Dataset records

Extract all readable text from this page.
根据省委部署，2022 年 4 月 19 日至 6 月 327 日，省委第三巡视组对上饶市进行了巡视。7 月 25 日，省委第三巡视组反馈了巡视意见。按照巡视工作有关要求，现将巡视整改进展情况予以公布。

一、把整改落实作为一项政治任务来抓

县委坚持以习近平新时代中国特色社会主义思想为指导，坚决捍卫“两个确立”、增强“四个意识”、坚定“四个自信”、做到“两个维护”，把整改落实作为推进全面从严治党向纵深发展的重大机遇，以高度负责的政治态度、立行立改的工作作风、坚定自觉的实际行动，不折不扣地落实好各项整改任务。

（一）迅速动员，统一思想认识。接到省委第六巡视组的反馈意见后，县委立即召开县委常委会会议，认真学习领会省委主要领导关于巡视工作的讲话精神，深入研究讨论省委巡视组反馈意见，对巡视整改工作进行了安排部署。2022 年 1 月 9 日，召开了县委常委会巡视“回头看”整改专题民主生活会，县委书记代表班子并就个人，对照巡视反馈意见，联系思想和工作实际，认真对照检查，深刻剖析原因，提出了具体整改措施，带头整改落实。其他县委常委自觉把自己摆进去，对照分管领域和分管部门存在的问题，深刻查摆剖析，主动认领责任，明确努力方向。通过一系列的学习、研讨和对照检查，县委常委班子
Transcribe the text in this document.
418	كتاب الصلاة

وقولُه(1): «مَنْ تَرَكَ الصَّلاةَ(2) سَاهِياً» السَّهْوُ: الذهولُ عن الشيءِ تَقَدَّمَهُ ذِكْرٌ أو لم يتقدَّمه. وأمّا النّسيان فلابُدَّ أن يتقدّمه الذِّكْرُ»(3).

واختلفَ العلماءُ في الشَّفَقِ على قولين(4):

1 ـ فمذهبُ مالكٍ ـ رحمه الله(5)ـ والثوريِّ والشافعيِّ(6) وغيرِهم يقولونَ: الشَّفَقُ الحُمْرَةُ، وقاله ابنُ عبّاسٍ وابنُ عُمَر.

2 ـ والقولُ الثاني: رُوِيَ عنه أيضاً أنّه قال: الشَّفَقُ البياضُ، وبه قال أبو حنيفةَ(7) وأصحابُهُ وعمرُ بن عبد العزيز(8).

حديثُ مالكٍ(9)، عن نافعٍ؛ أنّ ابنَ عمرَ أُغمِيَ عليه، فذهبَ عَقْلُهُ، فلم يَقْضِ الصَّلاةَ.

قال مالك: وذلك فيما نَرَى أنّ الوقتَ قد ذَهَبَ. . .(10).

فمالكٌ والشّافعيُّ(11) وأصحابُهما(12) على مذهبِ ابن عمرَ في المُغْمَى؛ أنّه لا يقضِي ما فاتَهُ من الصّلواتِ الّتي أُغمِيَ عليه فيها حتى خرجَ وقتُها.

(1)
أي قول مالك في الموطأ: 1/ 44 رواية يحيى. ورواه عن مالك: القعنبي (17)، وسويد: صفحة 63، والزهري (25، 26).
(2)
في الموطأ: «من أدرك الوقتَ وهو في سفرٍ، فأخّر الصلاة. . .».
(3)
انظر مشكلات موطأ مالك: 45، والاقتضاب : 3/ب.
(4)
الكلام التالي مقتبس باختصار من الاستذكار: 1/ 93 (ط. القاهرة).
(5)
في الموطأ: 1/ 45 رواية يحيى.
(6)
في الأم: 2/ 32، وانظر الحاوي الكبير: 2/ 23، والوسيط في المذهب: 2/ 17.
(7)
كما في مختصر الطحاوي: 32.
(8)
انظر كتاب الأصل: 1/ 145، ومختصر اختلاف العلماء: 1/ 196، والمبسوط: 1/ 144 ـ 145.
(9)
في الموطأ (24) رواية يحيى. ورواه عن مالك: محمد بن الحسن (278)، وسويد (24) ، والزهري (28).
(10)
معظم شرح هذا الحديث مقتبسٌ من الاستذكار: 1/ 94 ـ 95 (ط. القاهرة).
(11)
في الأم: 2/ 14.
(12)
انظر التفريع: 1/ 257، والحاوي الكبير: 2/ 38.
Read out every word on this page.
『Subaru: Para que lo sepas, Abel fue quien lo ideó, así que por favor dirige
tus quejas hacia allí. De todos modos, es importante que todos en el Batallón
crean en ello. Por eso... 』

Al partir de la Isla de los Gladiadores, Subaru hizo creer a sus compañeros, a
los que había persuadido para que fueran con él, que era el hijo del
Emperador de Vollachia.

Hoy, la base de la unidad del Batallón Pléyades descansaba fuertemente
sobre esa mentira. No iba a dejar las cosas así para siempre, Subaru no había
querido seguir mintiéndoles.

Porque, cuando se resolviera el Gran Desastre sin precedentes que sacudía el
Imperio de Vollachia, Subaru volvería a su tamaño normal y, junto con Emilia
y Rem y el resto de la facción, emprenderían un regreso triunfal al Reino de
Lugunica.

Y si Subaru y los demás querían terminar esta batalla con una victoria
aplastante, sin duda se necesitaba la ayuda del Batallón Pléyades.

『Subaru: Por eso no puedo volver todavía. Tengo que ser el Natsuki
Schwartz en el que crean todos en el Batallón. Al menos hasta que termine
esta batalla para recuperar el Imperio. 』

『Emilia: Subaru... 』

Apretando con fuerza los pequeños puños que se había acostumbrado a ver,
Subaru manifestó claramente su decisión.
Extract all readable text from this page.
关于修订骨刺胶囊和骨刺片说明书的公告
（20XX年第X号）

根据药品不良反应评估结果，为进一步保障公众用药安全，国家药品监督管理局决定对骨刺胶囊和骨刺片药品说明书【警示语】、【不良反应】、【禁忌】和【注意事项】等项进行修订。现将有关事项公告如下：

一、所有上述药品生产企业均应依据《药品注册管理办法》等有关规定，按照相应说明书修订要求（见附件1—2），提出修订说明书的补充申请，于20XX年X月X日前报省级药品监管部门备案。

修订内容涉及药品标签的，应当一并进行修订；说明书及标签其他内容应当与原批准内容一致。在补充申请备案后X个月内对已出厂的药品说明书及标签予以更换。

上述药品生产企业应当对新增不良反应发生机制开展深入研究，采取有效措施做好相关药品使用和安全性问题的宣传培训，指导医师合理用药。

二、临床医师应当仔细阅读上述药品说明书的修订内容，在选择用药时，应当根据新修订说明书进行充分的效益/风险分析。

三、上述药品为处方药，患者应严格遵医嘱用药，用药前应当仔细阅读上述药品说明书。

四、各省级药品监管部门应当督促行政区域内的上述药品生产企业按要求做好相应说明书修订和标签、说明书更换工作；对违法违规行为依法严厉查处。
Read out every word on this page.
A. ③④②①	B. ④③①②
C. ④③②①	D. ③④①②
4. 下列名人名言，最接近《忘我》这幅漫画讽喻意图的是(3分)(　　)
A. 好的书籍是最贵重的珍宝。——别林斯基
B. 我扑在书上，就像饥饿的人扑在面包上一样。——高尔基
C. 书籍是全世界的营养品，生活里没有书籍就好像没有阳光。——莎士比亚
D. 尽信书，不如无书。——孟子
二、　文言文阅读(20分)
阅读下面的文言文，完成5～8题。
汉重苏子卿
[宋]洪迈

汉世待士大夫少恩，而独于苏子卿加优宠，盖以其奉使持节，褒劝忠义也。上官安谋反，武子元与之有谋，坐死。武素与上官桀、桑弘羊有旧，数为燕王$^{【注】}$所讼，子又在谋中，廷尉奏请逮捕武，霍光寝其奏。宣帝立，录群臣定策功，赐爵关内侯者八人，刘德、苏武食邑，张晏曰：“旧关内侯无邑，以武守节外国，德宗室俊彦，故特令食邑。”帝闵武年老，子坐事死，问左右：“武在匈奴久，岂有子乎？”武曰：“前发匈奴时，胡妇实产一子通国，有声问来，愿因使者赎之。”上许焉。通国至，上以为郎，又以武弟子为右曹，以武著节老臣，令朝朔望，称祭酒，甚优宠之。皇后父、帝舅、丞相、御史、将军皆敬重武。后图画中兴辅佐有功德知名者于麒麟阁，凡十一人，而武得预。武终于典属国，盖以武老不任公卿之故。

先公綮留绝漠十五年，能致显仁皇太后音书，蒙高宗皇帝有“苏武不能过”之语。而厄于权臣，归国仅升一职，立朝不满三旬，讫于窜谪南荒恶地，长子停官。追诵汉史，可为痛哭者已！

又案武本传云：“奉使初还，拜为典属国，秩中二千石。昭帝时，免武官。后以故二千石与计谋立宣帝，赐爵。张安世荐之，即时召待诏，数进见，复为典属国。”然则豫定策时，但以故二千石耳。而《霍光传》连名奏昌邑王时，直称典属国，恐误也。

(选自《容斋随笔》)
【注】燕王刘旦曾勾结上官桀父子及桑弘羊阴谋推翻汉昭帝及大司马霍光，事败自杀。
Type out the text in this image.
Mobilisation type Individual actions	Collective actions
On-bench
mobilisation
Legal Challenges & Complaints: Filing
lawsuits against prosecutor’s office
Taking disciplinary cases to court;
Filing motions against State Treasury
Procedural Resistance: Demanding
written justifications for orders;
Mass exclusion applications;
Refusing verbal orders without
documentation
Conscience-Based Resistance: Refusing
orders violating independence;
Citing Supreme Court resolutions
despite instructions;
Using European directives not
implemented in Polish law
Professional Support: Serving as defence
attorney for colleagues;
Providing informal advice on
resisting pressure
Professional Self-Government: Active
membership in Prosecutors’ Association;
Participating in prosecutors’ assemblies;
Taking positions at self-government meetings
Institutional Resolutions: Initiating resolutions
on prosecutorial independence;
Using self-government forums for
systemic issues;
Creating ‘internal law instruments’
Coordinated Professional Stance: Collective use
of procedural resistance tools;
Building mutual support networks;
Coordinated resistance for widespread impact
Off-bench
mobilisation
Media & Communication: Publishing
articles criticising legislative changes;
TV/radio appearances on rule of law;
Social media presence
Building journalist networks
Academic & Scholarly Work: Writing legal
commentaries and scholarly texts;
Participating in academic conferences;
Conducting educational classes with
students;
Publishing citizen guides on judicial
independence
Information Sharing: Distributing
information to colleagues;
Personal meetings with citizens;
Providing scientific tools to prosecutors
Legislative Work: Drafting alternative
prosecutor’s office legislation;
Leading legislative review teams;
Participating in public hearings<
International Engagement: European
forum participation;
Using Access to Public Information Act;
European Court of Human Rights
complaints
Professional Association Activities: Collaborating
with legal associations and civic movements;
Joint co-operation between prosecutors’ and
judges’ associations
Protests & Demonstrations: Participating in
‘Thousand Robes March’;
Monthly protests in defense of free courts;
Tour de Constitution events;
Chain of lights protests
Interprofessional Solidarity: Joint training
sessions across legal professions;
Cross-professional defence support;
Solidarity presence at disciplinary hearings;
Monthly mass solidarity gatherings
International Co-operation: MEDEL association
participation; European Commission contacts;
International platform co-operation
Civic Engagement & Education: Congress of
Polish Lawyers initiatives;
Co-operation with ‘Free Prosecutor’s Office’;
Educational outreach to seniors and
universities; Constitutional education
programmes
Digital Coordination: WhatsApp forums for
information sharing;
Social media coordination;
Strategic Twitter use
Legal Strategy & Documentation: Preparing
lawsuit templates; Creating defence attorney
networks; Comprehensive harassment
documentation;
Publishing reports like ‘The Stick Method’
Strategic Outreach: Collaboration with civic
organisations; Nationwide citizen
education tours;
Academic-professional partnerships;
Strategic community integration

• Task: Pick out each line containing "Monthly" and report it.

• Answer to this exercise:
Monthly protests in defense of free courts;
Monthly mass solidarity gatherings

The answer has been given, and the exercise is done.